**STATED GOAL**
Extract every line of the material below and reproduce it faithfully.

**THE INPUT**
______________________________

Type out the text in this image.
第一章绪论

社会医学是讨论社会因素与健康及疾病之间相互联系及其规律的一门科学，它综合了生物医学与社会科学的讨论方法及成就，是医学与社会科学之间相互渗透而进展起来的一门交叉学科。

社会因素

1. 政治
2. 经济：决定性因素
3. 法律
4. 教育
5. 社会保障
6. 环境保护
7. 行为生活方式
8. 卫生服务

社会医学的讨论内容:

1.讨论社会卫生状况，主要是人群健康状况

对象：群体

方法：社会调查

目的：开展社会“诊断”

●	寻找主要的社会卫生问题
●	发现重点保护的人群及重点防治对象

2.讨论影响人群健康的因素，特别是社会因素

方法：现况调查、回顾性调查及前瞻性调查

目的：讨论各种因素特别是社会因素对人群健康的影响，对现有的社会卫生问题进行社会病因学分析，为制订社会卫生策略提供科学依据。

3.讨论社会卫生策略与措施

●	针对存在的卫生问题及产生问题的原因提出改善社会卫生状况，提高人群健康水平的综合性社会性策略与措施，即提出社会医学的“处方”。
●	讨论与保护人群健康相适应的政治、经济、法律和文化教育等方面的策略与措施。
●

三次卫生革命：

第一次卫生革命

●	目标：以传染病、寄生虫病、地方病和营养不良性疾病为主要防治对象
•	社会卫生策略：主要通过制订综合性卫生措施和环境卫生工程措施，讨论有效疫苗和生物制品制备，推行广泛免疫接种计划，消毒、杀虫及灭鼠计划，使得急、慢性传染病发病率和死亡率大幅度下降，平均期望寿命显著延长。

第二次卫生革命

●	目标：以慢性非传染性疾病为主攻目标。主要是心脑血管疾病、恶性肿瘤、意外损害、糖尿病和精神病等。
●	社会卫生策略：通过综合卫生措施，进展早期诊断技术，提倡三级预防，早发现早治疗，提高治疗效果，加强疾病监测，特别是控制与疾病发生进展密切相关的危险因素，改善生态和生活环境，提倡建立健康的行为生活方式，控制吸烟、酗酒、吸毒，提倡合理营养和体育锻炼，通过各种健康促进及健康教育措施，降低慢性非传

______________________________

**RESPONSE TO THE TASK**
Type out the text in this image.
第一章绪论

社会医学是讨论社会因素与健康及疾病之间相互联系及其规律的一门科学，它综合了生物医学与社会科学的讨论方法及成就，是医学与社会科学之间相互渗透而进展起来的一门交叉学科。

社会因素

1. 政治
2. 经济：决定性因素
3. 法律
4. 教育
5. 社会保障
6. 环境保护
7. 行为生活方式
8. 卫生服务

社会医学的讨论内容:

1.讨论社会卫生状况，主要是人群健康状况

对象：群体

方法：社会调查

目的：开展社会“诊断”

●	寻找主要的社会卫生问题
●	发现重点保护的人群及重点防治对象

2.讨论影响人群健康的因素，特别是社会因素

方法：现况调查、回顾性调查及前瞻性调查

目的：讨论各种因素特别是社会因素对人群健康的影响，对现有的社会卫生问题进行社会病因学分析，为制订社会卫生策略提供科学依据。

3.讨论社会卫生策略与措施

●	针对存在的卫生问题及产生问题的原因提出改善社会卫生状况，提高人群健康水平的综合性社会性策略与措施，即提出社会医学的“处方”。
●	讨论与保护人群健康相适应的政治、经济、法律和文化教育等方面的策略与措施。
●

三次卫生革命：

第一次卫生革命

●	目标：以传染病、寄生虫病、地方病和营养不良性疾病为主要防治对象
•	社会卫生策略：主要通过制订综合性卫生措施和环境卫生工程措施，讨论有效疫苗和生物制品制备，推行广泛免疫接种计划，消毒、杀虫及灭鼠计划，使得急、慢性传染病发病率和死亡率大幅度下降，平均期望寿命显著延长。

第二次卫生革命

●	目标：以慢性非传染性疾病为主攻目标。主要是心脑血管疾病、恶性肿瘤、意外损害、糖尿病和精神病等。
●	社会卫生策略：通过综合卫生措施，进展早期诊断技术，提倡三级预防，早发现早治疗，提高治疗效果，加强疾病监测，特别是控制与疾病发生进展密切相关的危险因素，改善生态和生活环境，提倡建立健康的行为生活方式，控制吸烟、酗酒、吸毒，提倡合理营养和体育锻炼，通过各种健康促进及健康教育措施，降低慢性非传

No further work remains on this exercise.